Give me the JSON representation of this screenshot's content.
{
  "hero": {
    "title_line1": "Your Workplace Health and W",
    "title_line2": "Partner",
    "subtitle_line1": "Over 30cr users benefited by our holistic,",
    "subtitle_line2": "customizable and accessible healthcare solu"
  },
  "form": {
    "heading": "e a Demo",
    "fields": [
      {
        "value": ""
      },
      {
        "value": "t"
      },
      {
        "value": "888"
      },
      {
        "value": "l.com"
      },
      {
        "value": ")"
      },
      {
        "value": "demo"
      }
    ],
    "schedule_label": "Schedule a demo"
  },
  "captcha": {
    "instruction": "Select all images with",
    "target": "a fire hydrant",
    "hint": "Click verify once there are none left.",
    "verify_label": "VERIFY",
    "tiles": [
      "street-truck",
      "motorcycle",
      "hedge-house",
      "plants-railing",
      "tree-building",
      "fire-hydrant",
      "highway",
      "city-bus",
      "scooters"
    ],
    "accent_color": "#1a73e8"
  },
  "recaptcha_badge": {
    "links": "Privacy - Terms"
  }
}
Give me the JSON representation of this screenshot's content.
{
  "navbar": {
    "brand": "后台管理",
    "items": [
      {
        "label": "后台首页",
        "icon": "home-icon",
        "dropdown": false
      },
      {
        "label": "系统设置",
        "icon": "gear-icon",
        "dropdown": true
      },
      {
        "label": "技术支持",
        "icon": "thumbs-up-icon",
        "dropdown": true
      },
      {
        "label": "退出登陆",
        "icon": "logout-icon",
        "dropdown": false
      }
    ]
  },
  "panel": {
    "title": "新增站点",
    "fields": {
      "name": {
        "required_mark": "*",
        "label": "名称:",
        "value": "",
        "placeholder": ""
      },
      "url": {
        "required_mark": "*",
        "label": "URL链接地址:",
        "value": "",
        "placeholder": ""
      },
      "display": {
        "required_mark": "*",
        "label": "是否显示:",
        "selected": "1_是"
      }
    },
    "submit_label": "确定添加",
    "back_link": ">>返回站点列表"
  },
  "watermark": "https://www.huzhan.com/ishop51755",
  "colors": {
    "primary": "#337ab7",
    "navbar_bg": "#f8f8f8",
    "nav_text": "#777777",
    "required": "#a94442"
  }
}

■ TASK DIRECTIONS: Write the listing out again, exactly as it reads.

■ WRITTEN REPLY:
Give me the JSON representation of this screenshot's content.
{
  "hero": {
    "title_line1": "Your Workplace Health and W",
    "title_line2": "Partner",
    "subtitle_line1": "Over 30cr users benefited by our holistic,",
    "subtitle_line2": "customizable and accessible healthcare solu"
  },
  "form": {
    "heading": "e a Demo",
    "fields": [
      {
        "value": ""
      },
      {
        "value": "t"
      },
      {
        "value": "888"
      },
      {
        "value": "l.com"
      },
      {
        "value": ")"
      },
      {
        "value": "demo"
      }
    ],
    "schedule_label": "Schedule a demo"
  },
  "captcha": {
    "instruction": "Select all images with",
    "target": "a fire hydrant",
    "hint": "Click verify once there are none left.",
    "verify_label": "VERIFY",
    "tiles": [
      "street-truck",
      "motorcycle",
      "hedge-house",
      "plants-railing",
      "tree-building",
      "fire-hydrant",
      "highway",
      "city-bus",
      "scooters"
    ],
    "accent_color": "#1a73e8"
  },
  "recaptcha_badge": {
    "links": "Privacy - Terms"
  }
}
Give me the JSON representation of this screenshot's content.
{
  "navbar": {
    "brand": "后台管理",
    "items": [
      {
        "label": "后台首页",
        "icon": "home-icon",
        "dropdown": false
      },
      {
        "label": "系统设置",
        "icon": "gear-icon",
        "dropdown": true
      },
      {
        "label": "技术支持",
        "icon": "thumbs-up-icon",
        "dropdown": true
      },
      {
        "label": "退出登陆",
        "icon": "logout-icon",
        "dropdown": false
      }
    ]
  },
  "panel": {
    "title": "新增站点",
    "fields": {
      "name": {
        "required_mark": "*",
        "label": "名称:",
        "value": "",
        "placeholder": ""
      },
      "url": {
        "required_mark": "*",
        "label": "URL链接地址:",
        "value": "",
        "placeholder": ""
      },
      "display": {
        "required_mark": "*",
        "label": "是否显示:",
        "selected": "1_是"
      }
    },
    "submit_label": "确定添加",
    "back_link": ">>返回站点列表"
  },
  "watermark": "https://www.huzhan.com/ishop51755",
  "colors": {
    "primary": "#337ab7",
    "navbar_bg": "#f8f8f8",
    "nav_text": "#777777",
    "required": "#a94442"
  }
}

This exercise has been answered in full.